┌─ Records for the exercise

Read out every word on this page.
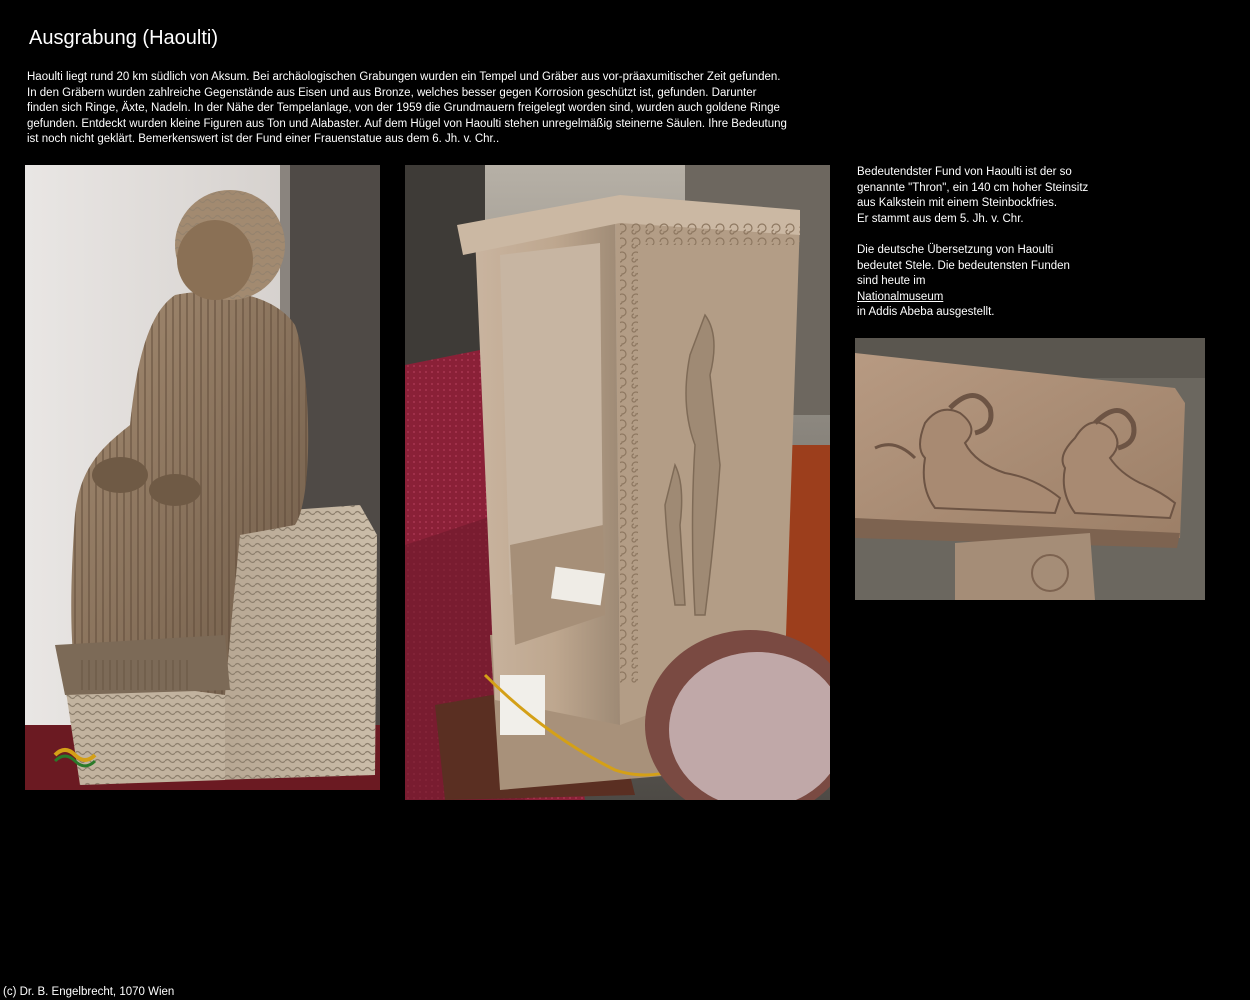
Ausgrabung (Haoulti)
Haoulti liegt rund 20 km südlich von Aksum. Bei archäologischen Grabungen wurden ein Tempel und Gräber aus vor-präaxumitischer Zeit gefunden.
In den Gräbern wurden zahlreiche Gegenstände aus Eisen und aus Bronze, welches besser gegen Korrosion geschützt ist, gefunden. Darunter
finden sich Ringe, Äxte, Nadeln. In der Nähe der Tempelanlage, von der 1959 die Grundmauern freigelegt worden sind, wurden auch goldene Ringe
gefunden. Entdeckt wurden kleine Figuren aus Ton und Alabaster. Auf dem Hügel von Haoulti stehen unregelmäßig steinerne Säulen. Ihre Bedeutung
ist noch nicht geklärt. Bemerkenswert ist der Fund einer Frauenstatue aus dem 6. Jh. v. Chr..
Bedeutendster Fund von Haoulti ist der so
genannte "Thron", ein 140 cm hoher Steinsitz
aus Kalkstein mit einem Steinbockfries.
Er stammt aus dem 5. Jh. v. Chr.
Die deutsche Übersetzung von Haoulti
bedeutet Stele. Die bedeutensten Funden
sind heute im
Nationalmuseum
in Addis Abeba ausgestellt.
(c) Dr. B. Engelbrecht, 1070 Wien
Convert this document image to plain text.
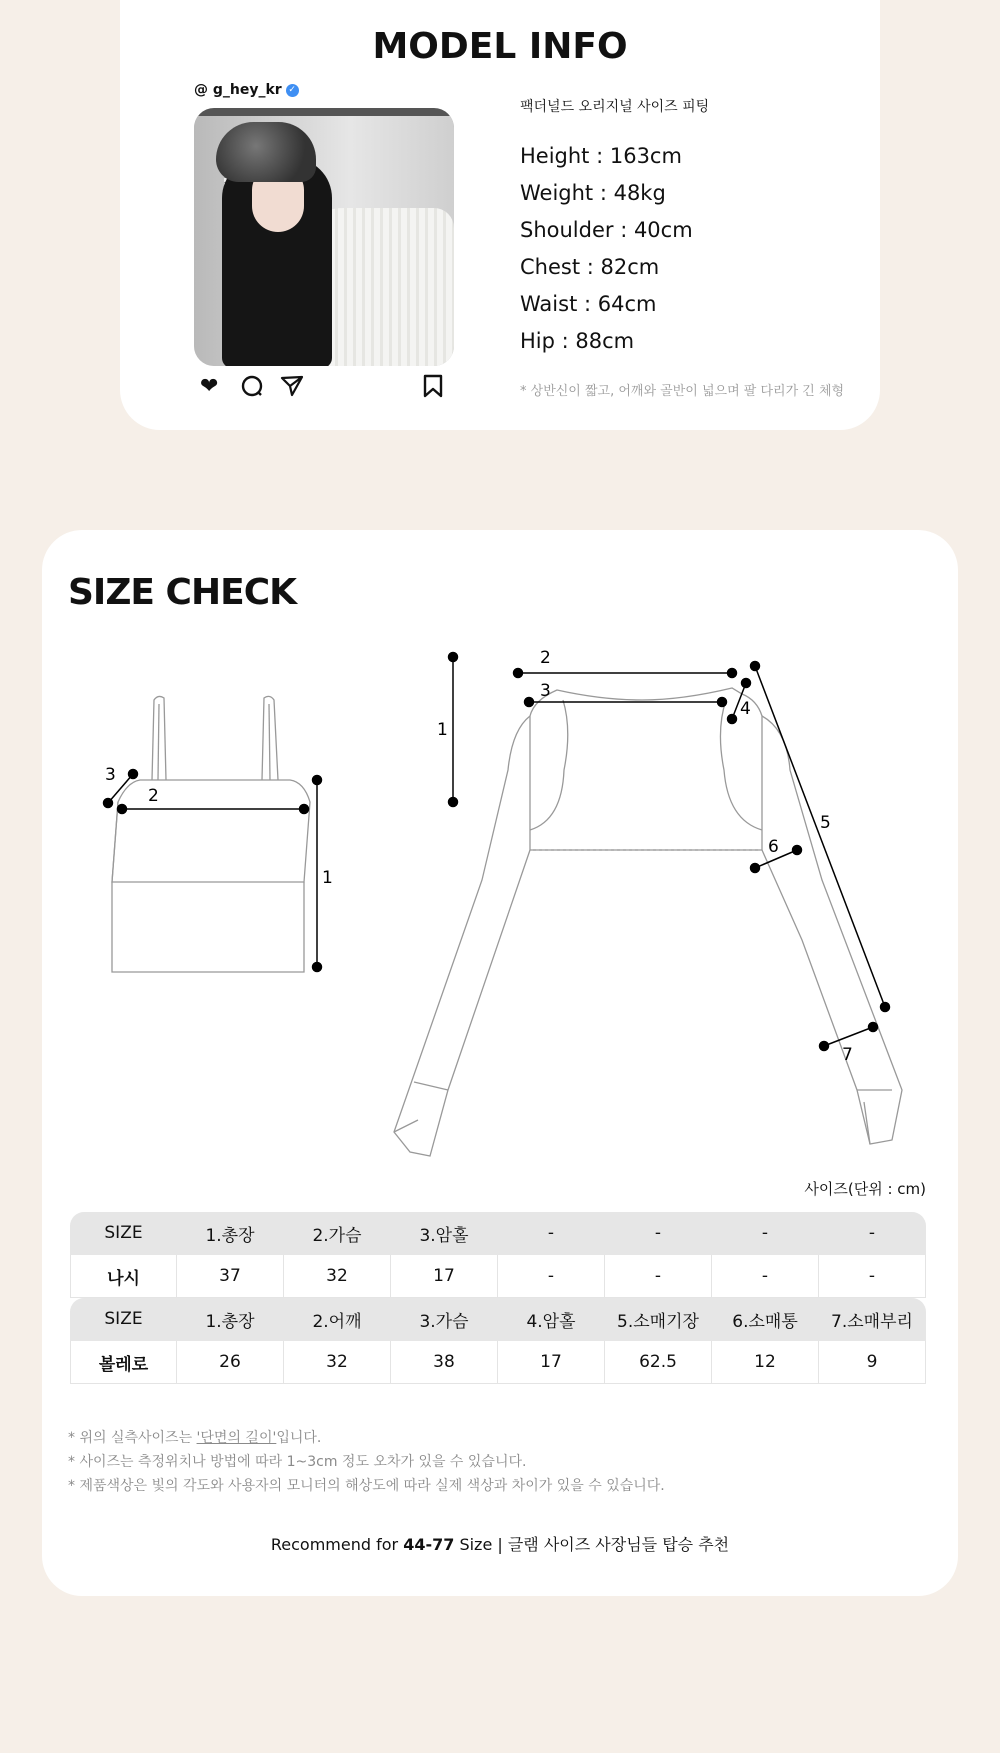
MODEL INFO
@ g_hey_kr ✓
❤
팩더널드 오리지널 사이즈 피팅
Height : 163cm
Weight : 48kg
Shoulder : 40cm
Chest : 82cm
Waist : 64cm
Hip : 88cm
* 상반신이 짧고, 어깨와 골반이 넓으며 팔 다리가 긴 체형
SIZE CHECK
2
3
1
1
2
3
4
5
6
7
사이즈(단위 : cm)
SIZE	1.총장	2.가슴	3.암홀	-	-	-	-
나시	37	32	17	-	-	-	-
SIZE	1.총장	2.어깨	3.가슴	4.암홀	5.소매기장	6.소매통	7.소매부리
볼레로	26	32	38	17	62.5	12	9
* 위의 실측사이즈는 '단면의 길이'입니다.
* 사이즈는 측정위치나 방법에 따라 1~3cm 정도 오차가 있을 수 있습니다.
* 제품색상은 빛의 각도와 사용자의 모니터의 해상도에 따라 실제 색상과 차이가 있을 수 있습니다.
Recommend for 44-77 Size | 글램 사이즈 사장님들 탑승 추천
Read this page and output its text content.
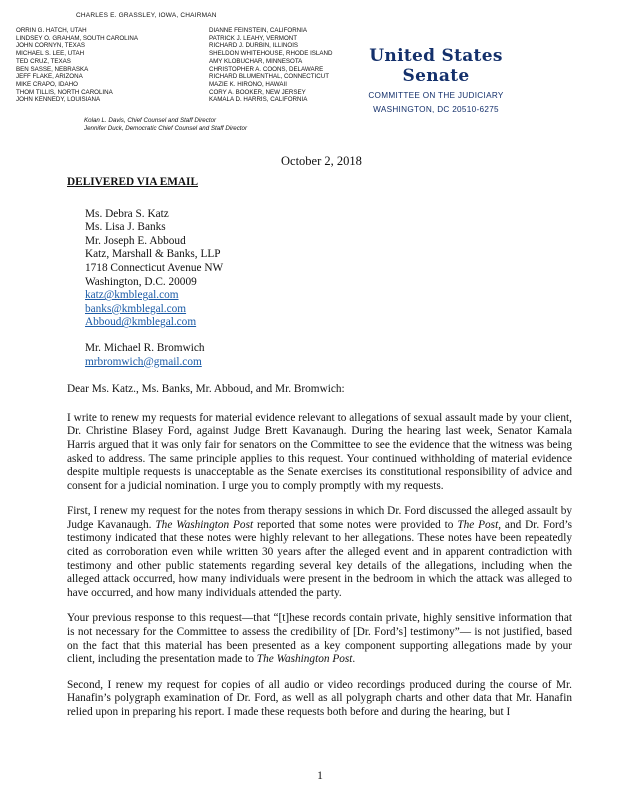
CHARLES E. GRASSLEY, IOWA, CHAIRMAN
ORRIN G. HATCH, UTAH
LINDSEY O. GRAHAM, SOUTH CAROLINA
JOHN CORNYN, TEXAS
MICHAEL S. LEE, UTAH
TED CRUZ, TEXAS
BEN SASSE, NEBRASKA
JEFF FLAKE, ARIZONA
MIKE CRAPO, IDAHO
THOM TILLIS, NORTH CAROLINA
JOHN KENNEDY, LOUISIANA
DIANNE FEINSTEIN, CALIFORNIA
PATRICK J. LEAHY, VERMONT
RICHARD J. DURBIN, ILLINOIS
SHELDON WHITEHOUSE, RHODE ISLAND
AMY KLOBUCHAR, MINNESOTA
CHRISTOPHER A. COONS, DELAWARE
RICHARD BLUMENTHAL, CONNECTICUT
MAZIE K. HIRONO, HAWAII
CORY A. BOOKER, NEW JERSEY
KAMALA D. HARRIS, CALIFORNIA
Kolan L. Davis, Chief Counsel and Staff Director
Jennifer Duck, Democratic Chief Counsel and Staff Director
United States Senate
COMMITTEE ON THE JUDICIARY
WASHINGTON, DC 20510-6275
October 2, 2018
DELIVERED VIA EMAIL
Ms. Debra S. Katz
Ms. Lisa J. Banks
Mr. Joseph E. Abboud
Katz, Marshall & Banks, LLP
1718 Connecticut Avenue NW
Washington, D.C. 20009
katz@kmblegal.com
banks@kmblegal.com
Abboud@kmblegal.com
Mr. Michael R. Bromwich
mrbromwich@gmail.com
Dear Ms. Katz., Ms. Banks, Mr. Abboud, and Mr. Bromwich:

I write to renew my requests for material evidence relevant to allegations of sexual assault made by your client, Dr. Christine Blasey Ford, against Judge Brett Kavanaugh. During the hearing last week, Senator Kamala Harris argued that it was only fair for senators on the Committee to see the evidence that the witness was being asked to address. The same principle applies to this request. Your continued withholding of material evidence despite multiple requests is unacceptable as the Senate exercises its constitutional responsibility of advice and consent for a judicial nomination. I urge you to comply promptly with my requests.

First, I renew my request for the notes from therapy sessions in which Dr. Ford discussed the alleged assault by Judge Kavanaugh. The Washington Post reported that some notes were provided to The Post, and Dr. Ford’s testimony indicated that these notes were highly relevant to her allegations. These notes have been repeatedly cited as corroboration even while written 30 years after the alleged event and in apparent contradiction with testimony and other public statements regarding several key details of the allegations, including when the alleged attack occurred, how many individuals were present in the bedroom in which the attack was alleged to have occurred, and how many individuals attended the party.

Your previous response to this request—that “[t]hese records contain private, highly sensitive information that is not necessary for the Committee to assess the credibility of [Dr. Ford’s] testimony”— is not justified, based on the fact that this material has been presented as a key component supporting allegations made by your client, including the presentation made to The Washington Post.

Second, I renew my request for copies of all audio or video recordings produced during the course of Mr. Hanafin’s polygraph examination of Dr. Ford, as well as all polygraph charts and other data that Mr. Hanafin relied upon in preparing his report. I made these requests both before and during the hearing, but I

1
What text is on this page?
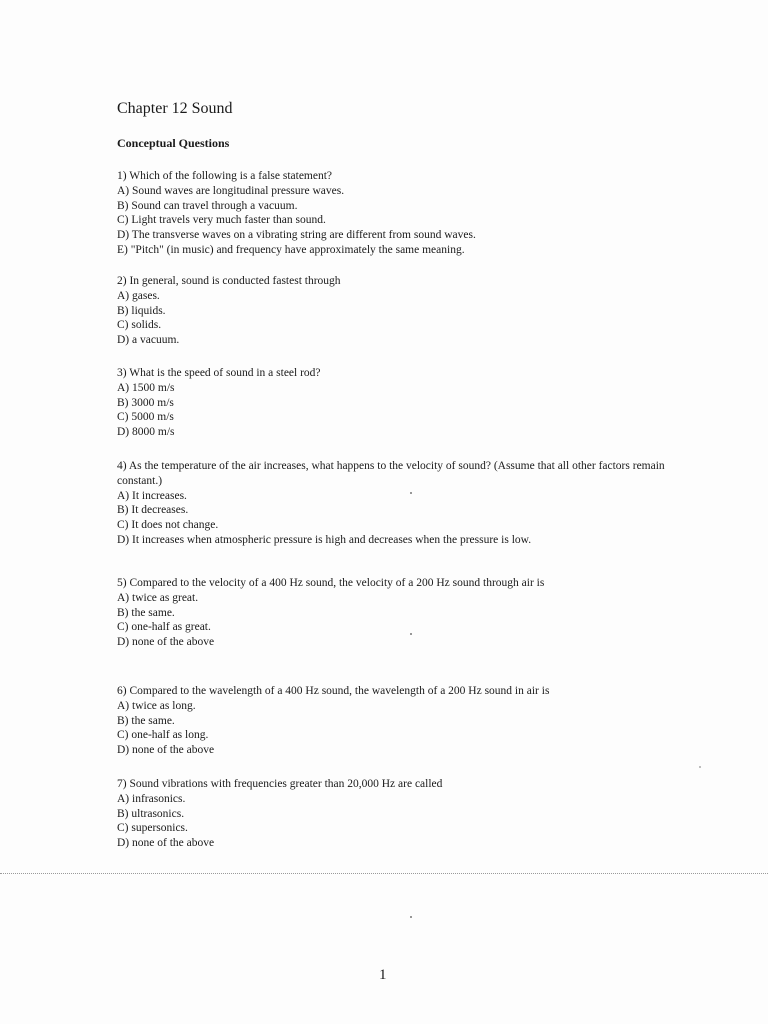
Chapter 12 Sound
Conceptual Questions
1) Which of the following is a false statement?
A) Sound waves are longitudinal pressure waves.
B) Sound can travel through a vacuum.
C) Light travels very much faster than sound.
D) The transverse waves on a vibrating string are different from sound waves.
E) "Pitch" (in music) and frequency have approximately the same meaning.
2) In general, sound is conducted fastest through
A) gases.
B) liquids.
C) solids.
D) a vacuum.
3) What is the speed of sound in a steel rod?
A) 1500 m/s
B) 3000 m/s
C) 5000 m/s
D) 8000 m/s
4) As the temperature of the air increases, what happens to the velocity of sound? (Assume that all other factors remain constant.)
A) It increases.
B) It decreases.
C) It does not change.
D) It increases when atmospheric pressure is high and decreases when the pressure is low.
5) Compared to the velocity of a 400 Hz sound, the velocity of a 200 Hz sound through air is
A) twice as great.
B) the same.
C) one-half as great.
D) none of the above
6) Compared to the wavelength of a 400 Hz sound, the wavelength of a 200 Hz sound in air is
A) twice as long.
B) the same.
C) one-half as long.
D) none of the above
7) Sound vibrations with frequencies greater than 20,000 Hz are called
A) infrasonics.
B) ultrasonics.
C) supersonics.
D) none of the above
1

└─

§ What needs to be done
Your task is to pick out every line with the string "Counsel" and copy it.

§ Finished task
Kolan L. Davis, Chief Counsel and Staff Director
Jennifer Duck, Democratic Chief Counsel and Staff Director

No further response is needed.